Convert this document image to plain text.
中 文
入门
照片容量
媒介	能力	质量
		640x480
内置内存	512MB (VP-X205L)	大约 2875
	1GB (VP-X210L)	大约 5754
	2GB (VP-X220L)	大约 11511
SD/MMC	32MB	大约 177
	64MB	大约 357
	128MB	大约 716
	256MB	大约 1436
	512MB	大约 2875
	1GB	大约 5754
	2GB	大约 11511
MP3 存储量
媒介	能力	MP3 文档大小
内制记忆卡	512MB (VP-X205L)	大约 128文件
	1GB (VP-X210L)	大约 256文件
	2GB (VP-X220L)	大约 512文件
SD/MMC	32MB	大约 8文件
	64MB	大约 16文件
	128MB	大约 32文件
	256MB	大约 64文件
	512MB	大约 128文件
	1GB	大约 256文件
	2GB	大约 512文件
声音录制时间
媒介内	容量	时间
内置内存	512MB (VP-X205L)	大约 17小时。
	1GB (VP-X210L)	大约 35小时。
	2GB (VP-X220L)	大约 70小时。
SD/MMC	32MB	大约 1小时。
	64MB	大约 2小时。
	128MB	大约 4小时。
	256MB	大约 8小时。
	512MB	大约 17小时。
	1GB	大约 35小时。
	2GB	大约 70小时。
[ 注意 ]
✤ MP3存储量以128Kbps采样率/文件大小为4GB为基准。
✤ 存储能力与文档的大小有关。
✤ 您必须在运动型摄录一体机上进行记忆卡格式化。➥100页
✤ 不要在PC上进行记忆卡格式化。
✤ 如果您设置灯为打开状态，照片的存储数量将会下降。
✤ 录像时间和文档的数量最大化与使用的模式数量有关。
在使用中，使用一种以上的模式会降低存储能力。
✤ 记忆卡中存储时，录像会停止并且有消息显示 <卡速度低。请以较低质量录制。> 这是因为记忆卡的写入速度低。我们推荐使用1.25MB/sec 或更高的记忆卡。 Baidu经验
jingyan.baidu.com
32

EXERCISE OBJECTIVE
Find the lines with the string "内置内存" and reproduce them.

RESULT BELOW
内置内存	512MB (VP-X205L)	大约 2875
内置内存	512MB (VP-X205L)	大约 17小时。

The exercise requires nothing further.